▶ **SHORT TASK**
Starting at the beginning of the items and ending at the line that contains "text-line: 务。: [140, 215, 194, 246]", list those lines as a numbered list and omit any blank lines.

▶ **ENTRIES SHOWN**
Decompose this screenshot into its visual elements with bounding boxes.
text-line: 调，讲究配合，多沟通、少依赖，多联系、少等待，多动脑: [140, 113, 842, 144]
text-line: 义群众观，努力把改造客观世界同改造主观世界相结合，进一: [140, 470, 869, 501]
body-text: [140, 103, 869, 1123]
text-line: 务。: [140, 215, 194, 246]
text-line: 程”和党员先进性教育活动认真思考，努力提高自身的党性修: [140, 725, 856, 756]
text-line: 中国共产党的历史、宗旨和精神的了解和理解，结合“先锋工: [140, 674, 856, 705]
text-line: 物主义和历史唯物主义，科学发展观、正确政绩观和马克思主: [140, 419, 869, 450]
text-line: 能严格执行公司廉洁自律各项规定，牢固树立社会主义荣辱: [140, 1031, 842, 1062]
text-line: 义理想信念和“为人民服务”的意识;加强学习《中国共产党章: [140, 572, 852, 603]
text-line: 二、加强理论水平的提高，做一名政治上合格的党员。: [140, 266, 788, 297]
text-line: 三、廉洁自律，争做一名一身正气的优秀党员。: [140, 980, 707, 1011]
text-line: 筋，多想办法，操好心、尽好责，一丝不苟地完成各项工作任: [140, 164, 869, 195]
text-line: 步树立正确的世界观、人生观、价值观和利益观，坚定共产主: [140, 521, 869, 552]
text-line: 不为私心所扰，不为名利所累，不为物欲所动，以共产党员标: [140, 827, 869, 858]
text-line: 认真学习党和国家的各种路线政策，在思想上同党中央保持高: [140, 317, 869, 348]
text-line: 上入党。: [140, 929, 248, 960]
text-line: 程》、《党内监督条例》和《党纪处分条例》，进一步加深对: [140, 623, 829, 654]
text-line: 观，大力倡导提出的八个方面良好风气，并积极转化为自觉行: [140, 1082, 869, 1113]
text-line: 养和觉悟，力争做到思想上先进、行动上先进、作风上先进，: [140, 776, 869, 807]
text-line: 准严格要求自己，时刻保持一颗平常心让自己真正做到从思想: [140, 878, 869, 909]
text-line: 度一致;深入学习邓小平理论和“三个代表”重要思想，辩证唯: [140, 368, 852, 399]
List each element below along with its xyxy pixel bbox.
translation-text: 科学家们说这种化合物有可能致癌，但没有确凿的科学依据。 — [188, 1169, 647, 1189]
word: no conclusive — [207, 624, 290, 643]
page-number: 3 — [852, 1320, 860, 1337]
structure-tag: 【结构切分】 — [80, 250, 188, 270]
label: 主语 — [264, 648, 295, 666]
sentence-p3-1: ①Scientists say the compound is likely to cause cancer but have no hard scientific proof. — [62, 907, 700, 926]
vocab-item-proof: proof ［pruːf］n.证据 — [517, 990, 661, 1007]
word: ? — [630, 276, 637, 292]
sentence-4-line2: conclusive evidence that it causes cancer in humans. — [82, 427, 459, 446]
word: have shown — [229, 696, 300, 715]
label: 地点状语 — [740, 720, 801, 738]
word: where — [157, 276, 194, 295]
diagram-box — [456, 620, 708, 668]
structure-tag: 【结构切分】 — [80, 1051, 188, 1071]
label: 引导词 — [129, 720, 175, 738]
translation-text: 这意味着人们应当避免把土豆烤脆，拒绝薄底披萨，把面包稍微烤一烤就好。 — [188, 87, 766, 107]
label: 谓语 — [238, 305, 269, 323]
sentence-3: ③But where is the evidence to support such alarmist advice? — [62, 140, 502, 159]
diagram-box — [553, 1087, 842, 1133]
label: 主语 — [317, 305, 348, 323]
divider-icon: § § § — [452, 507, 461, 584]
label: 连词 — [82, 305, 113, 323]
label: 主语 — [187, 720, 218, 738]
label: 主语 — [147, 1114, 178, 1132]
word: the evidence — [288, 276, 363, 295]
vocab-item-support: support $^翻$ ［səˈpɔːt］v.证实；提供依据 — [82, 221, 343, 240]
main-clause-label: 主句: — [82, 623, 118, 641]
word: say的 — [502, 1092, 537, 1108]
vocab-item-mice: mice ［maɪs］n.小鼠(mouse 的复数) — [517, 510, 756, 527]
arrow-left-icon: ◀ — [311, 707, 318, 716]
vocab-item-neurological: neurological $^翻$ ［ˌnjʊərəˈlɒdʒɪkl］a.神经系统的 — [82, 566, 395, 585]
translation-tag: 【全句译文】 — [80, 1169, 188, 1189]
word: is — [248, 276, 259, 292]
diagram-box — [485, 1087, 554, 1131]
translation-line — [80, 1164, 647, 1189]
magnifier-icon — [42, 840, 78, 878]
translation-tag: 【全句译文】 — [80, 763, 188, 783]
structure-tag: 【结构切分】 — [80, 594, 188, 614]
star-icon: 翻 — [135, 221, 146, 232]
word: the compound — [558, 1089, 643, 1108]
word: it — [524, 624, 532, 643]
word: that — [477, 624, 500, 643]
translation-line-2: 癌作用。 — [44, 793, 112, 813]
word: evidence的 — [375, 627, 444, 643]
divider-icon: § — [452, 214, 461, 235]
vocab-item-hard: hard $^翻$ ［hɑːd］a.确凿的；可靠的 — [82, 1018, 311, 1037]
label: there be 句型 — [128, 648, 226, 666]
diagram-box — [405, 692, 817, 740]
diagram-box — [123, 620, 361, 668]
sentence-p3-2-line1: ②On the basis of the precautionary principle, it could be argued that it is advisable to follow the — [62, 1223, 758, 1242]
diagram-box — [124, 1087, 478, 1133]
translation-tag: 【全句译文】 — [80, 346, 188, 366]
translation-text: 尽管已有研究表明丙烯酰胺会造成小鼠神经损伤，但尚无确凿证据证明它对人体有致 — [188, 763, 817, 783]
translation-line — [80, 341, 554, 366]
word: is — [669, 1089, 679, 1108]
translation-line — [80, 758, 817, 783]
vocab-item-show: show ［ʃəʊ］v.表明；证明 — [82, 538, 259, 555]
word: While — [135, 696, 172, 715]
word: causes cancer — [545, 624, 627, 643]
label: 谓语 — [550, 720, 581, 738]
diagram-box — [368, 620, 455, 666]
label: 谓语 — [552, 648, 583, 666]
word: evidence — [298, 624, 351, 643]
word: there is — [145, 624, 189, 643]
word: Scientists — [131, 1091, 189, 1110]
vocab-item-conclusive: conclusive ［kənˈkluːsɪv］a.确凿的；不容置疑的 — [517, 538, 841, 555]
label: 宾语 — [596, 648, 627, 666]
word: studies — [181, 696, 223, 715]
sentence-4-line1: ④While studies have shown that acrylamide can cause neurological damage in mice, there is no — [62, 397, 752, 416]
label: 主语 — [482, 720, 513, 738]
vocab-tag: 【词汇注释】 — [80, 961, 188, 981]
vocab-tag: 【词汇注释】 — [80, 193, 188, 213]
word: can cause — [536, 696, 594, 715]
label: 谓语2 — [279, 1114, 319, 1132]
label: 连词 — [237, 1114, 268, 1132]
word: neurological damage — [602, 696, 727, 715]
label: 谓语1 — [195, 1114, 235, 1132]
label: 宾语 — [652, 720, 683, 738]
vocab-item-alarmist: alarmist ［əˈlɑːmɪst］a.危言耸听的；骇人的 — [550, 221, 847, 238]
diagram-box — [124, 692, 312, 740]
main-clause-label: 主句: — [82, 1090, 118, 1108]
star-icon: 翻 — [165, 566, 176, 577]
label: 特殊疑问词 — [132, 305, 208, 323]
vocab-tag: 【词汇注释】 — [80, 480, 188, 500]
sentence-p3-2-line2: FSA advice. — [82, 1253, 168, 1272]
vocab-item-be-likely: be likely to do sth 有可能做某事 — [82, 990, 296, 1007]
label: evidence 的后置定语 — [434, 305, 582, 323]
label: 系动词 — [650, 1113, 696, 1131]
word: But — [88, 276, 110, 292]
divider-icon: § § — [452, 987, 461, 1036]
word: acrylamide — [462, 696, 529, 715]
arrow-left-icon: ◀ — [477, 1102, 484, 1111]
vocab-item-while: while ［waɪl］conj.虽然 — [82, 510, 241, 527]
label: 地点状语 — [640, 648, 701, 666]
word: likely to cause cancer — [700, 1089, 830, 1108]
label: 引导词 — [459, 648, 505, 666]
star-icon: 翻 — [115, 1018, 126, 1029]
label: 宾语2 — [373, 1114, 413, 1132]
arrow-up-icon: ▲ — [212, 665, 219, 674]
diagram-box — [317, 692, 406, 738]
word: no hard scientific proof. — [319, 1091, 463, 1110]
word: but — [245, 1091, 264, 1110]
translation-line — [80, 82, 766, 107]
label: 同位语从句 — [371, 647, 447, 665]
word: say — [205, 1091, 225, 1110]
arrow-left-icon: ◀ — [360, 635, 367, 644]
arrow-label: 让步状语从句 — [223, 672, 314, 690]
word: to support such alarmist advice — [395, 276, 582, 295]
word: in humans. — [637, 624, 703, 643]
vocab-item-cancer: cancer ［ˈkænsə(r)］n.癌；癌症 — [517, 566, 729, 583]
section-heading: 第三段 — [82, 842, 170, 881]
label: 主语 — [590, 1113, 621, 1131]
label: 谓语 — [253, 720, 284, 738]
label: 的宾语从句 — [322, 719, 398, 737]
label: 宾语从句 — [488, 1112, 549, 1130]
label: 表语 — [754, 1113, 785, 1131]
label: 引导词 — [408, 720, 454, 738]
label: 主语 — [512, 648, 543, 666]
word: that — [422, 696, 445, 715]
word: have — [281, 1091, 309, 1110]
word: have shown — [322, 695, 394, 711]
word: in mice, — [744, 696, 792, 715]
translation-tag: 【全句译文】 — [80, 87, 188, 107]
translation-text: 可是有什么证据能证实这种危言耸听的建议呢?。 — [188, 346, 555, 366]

▶ **ANSWER TO THE TASK**
1. Decompose this screenshot into its visual elements with bounding boxes.
2. text-line: 调，讲究配合，多沟通、少依赖，多联系、少等待，多动脑: [140, 113, 842, 144]
3. text-line: 义群众观，努力把改造客观世界同改造主观世界相结合，进一: [140, 470, 869, 501]
4. body-text: [140, 103, 869, 1123]
5. text-line: 务。: [140, 215, 194, 246]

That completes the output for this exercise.